**DO THIS**
Please repeat the entries below word for word, starting with the first line and going on through the line with "scatter-point <box>125 263 128 265</box>", both ends included.

**SUPPLIED RECORDS**
##########

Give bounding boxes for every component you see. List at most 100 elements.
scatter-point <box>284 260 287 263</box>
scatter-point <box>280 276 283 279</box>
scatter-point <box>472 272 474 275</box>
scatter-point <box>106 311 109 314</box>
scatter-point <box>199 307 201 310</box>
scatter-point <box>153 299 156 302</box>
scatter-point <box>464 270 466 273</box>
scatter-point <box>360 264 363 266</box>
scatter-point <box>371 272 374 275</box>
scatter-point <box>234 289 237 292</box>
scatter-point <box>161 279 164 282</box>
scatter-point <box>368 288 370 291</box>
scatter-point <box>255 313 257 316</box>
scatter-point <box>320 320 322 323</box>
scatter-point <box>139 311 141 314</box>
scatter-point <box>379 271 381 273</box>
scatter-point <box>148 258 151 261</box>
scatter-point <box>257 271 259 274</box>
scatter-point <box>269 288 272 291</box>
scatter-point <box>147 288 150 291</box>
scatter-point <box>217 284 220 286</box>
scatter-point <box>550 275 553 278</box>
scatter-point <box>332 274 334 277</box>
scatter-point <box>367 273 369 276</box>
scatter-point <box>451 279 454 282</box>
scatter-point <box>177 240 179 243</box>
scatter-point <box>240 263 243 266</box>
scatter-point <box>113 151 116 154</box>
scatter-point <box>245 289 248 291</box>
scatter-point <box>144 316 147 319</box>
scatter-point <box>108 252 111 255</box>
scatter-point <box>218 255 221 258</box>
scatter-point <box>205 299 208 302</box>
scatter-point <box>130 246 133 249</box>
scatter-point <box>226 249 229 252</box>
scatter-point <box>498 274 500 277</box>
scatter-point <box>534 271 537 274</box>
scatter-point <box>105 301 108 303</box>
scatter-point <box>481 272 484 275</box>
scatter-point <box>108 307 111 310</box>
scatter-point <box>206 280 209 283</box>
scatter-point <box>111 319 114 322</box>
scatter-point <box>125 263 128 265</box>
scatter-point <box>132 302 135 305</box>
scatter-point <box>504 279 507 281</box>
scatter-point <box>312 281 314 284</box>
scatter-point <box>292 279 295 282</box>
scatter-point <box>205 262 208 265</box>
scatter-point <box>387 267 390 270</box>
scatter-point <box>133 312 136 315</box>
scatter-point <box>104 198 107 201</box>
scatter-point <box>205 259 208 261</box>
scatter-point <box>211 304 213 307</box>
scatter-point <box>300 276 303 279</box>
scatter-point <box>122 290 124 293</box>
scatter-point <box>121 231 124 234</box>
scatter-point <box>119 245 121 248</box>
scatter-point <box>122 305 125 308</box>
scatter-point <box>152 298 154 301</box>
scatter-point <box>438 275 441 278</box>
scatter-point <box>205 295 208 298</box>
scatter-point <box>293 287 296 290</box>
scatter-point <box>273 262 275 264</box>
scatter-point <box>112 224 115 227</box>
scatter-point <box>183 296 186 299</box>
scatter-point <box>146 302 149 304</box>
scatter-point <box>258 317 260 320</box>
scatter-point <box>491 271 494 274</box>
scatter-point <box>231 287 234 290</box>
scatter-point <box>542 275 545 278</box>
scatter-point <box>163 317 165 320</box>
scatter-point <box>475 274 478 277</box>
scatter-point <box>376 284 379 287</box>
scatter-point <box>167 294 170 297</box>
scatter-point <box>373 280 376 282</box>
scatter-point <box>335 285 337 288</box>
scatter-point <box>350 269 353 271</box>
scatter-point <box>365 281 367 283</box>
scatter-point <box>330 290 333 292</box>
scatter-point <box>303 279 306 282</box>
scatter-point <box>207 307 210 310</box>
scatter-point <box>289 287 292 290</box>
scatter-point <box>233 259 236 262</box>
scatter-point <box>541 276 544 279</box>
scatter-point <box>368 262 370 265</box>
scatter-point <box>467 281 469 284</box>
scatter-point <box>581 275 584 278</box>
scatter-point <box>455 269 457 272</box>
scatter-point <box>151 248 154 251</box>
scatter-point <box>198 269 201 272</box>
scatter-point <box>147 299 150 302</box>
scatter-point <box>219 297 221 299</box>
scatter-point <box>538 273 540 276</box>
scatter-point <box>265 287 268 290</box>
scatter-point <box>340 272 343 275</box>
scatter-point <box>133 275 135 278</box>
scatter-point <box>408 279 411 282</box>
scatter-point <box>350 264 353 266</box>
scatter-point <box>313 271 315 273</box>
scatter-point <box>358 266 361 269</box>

##########

**RESULT FOR THIS TASK**
Give bounding boxes for every component you see. List at most 100 elements.
scatter-point <box>284 260 287 263</box>
scatter-point <box>280 276 283 279</box>
scatter-point <box>472 272 474 275</box>
scatter-point <box>106 311 109 314</box>
scatter-point <box>199 307 201 310</box>
scatter-point <box>153 299 156 302</box>
scatter-point <box>464 270 466 273</box>
scatter-point <box>360 264 363 266</box>
scatter-point <box>371 272 374 275</box>
scatter-point <box>234 289 237 292</box>
scatter-point <box>161 279 164 282</box>
scatter-point <box>368 288 370 291</box>
scatter-point <box>255 313 257 316</box>
scatter-point <box>320 320 322 323</box>
scatter-point <box>139 311 141 314</box>
scatter-point <box>379 271 381 273</box>
scatter-point <box>148 258 151 261</box>
scatter-point <box>257 271 259 274</box>
scatter-point <box>269 288 272 291</box>
scatter-point <box>147 288 150 291</box>
scatter-point <box>217 284 220 286</box>
scatter-point <box>550 275 553 278</box>
scatter-point <box>332 274 334 277</box>
scatter-point <box>367 273 369 276</box>
scatter-point <box>451 279 454 282</box>
scatter-point <box>177 240 179 243</box>
scatter-point <box>240 263 243 266</box>
scatter-point <box>113 151 116 154</box>
scatter-point <box>245 289 248 291</box>
scatter-point <box>144 316 147 319</box>
scatter-point <box>108 252 111 255</box>
scatter-point <box>218 255 221 258</box>
scatter-point <box>205 299 208 302</box>
scatter-point <box>130 246 133 249</box>
scatter-point <box>226 249 229 252</box>
scatter-point <box>498 274 500 277</box>
scatter-point <box>534 271 537 274</box>
scatter-point <box>105 301 108 303</box>
scatter-point <box>481 272 484 275</box>
scatter-point <box>108 307 111 310</box>
scatter-point <box>206 280 209 283</box>
scatter-point <box>111 319 114 322</box>
scatter-point <box>125 263 128 265</box>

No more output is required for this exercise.